# [GOAL]
Read the records and gather each line that includes "Model".

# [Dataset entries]
★ ★ ★ ★ ★
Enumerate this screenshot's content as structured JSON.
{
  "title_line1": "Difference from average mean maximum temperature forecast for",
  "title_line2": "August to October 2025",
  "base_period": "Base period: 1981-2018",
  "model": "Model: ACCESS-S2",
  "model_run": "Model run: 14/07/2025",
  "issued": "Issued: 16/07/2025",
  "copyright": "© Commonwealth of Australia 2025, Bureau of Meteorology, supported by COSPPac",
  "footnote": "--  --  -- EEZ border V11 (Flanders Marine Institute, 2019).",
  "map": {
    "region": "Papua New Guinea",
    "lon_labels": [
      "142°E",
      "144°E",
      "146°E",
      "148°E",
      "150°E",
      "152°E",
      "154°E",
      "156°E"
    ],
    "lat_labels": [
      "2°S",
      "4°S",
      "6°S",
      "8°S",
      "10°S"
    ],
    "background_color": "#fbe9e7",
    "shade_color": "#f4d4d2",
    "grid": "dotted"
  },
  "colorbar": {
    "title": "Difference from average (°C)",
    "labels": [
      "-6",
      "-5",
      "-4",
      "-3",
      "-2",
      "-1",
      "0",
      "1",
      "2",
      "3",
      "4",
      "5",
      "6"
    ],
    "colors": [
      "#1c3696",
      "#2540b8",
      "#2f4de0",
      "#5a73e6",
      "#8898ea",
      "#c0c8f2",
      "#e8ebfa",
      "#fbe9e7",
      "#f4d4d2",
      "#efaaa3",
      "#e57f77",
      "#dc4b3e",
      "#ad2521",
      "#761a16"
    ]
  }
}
★ ★ ★ ★ ★
# [TASK SOLUTION]
  "model": "Model: ACCESS-S2",
  "model_run": "Model run: 14/07/2025",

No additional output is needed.